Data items

-- START --

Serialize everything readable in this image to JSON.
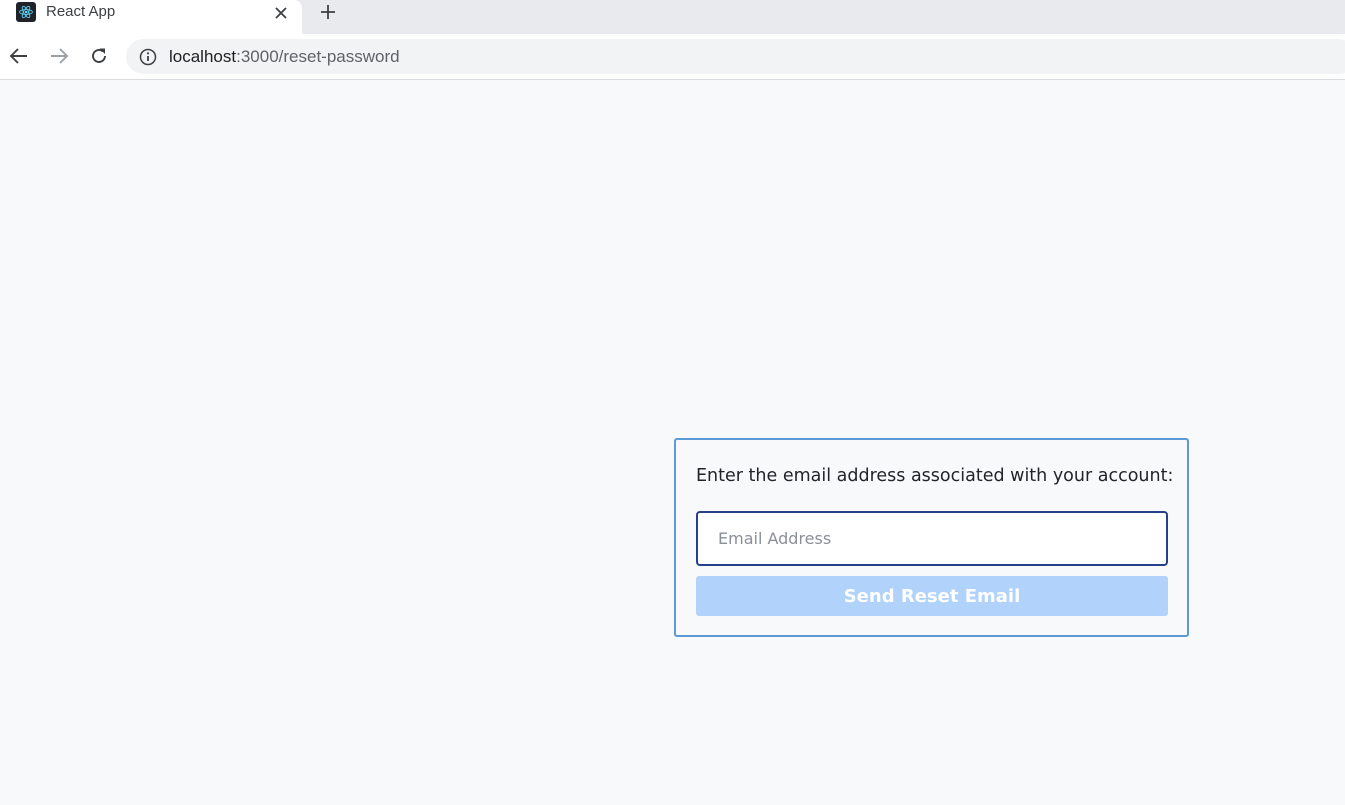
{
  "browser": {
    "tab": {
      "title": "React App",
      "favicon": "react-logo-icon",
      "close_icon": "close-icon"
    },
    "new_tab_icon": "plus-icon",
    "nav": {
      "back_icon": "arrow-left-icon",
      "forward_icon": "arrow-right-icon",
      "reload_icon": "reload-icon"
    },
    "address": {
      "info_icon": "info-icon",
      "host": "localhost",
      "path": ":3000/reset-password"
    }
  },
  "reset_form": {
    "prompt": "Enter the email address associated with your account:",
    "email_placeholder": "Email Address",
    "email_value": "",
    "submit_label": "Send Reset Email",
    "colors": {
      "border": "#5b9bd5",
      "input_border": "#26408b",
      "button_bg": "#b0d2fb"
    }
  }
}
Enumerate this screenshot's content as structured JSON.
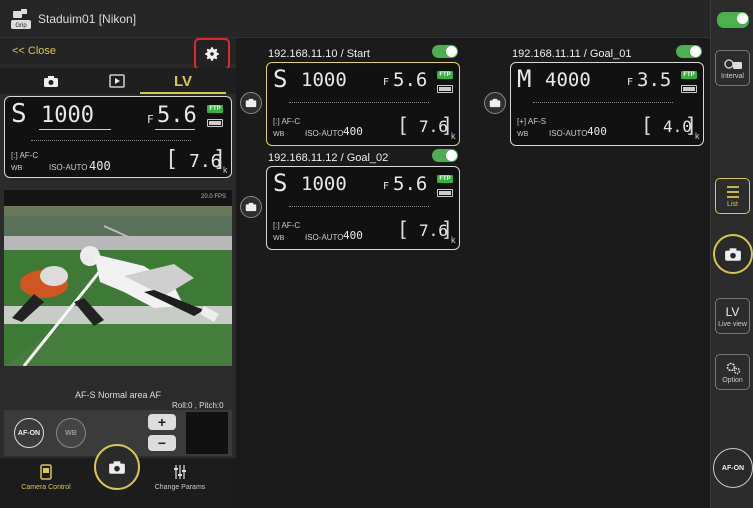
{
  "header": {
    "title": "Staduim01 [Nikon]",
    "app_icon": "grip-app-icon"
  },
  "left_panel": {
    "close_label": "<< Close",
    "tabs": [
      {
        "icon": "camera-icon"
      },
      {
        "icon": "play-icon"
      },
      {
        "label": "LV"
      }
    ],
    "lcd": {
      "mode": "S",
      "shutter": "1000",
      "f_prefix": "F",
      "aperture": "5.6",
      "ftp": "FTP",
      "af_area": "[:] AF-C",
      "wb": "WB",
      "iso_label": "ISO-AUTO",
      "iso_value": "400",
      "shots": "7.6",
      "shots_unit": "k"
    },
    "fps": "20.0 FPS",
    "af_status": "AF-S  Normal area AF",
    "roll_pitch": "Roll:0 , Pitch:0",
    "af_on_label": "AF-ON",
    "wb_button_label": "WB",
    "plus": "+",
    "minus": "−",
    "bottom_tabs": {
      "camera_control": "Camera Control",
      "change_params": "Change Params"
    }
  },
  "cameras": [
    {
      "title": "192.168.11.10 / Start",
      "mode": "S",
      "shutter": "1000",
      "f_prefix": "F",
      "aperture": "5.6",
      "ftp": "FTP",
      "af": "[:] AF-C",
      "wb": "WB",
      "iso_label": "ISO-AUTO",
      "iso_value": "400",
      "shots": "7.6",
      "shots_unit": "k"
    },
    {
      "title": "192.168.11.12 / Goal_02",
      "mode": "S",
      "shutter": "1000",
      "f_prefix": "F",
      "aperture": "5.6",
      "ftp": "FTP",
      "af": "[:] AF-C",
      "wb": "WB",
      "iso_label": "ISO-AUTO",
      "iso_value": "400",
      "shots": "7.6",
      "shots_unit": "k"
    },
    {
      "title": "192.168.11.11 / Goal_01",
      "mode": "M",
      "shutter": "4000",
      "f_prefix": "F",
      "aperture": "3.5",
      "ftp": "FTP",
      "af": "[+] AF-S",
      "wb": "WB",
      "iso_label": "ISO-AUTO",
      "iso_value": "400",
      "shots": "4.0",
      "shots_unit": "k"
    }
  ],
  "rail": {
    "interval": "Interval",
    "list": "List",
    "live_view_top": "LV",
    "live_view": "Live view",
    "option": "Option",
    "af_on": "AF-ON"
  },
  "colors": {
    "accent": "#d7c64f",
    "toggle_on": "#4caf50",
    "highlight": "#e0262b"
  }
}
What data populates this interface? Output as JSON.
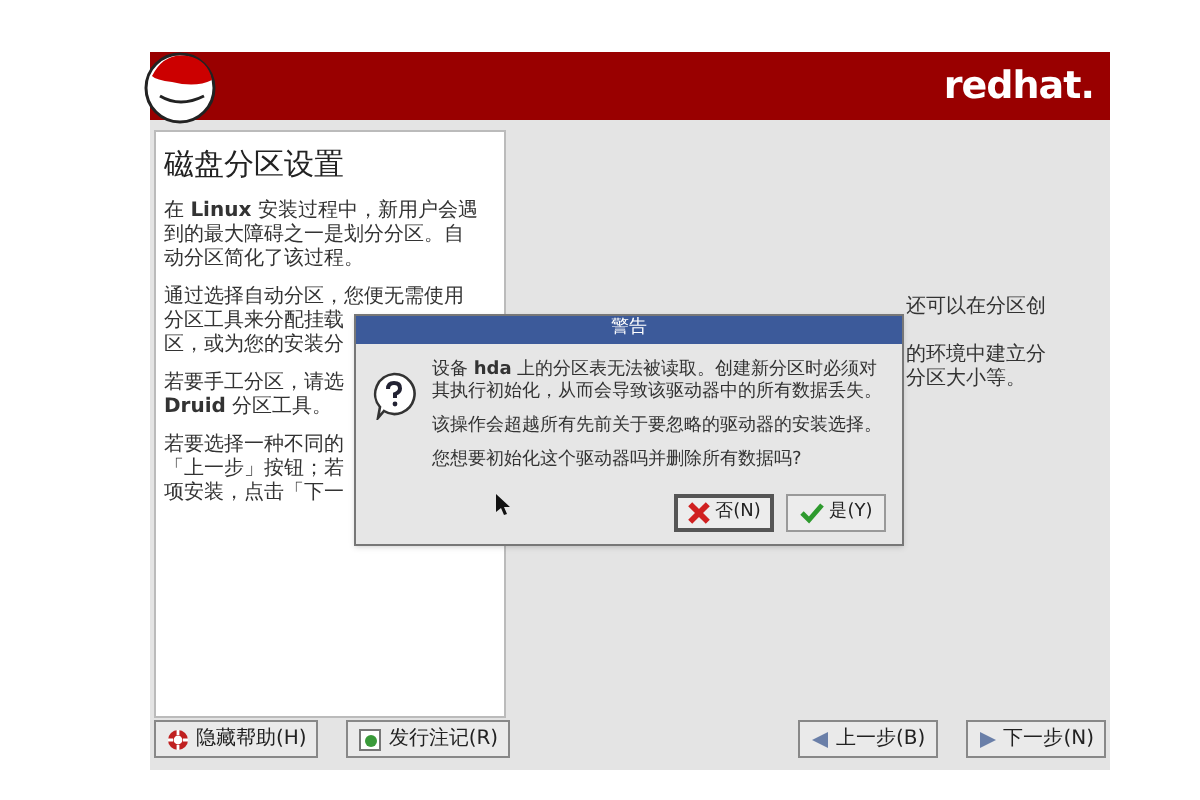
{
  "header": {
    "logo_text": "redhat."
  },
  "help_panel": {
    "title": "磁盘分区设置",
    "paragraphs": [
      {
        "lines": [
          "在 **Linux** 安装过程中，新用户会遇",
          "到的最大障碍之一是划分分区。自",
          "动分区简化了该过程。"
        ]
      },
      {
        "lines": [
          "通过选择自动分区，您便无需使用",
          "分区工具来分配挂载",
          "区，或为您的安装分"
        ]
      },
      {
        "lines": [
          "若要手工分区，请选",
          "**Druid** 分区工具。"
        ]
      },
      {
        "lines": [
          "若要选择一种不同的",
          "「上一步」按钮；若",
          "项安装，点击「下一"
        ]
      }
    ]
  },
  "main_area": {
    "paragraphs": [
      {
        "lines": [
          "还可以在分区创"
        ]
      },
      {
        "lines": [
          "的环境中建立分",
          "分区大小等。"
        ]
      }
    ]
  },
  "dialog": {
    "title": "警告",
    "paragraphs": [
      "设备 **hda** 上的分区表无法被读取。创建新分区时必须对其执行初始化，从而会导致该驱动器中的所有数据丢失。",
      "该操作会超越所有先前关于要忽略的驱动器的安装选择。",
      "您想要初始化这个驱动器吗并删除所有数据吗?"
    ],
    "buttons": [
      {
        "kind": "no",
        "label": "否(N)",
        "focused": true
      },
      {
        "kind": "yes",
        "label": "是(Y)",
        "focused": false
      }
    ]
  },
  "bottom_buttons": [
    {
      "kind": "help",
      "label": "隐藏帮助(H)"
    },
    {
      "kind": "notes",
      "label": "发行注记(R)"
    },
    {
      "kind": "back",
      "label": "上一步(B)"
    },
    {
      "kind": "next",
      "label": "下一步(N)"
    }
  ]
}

-- END --

- Work to do -
Lines containing the word "JSON" must all be returned from the material above.

- Result -
Serialize everything readable in this image to JSON.
Enumerate this screenshot's content as structured JSON.
What data populates this interface? Output as JSON.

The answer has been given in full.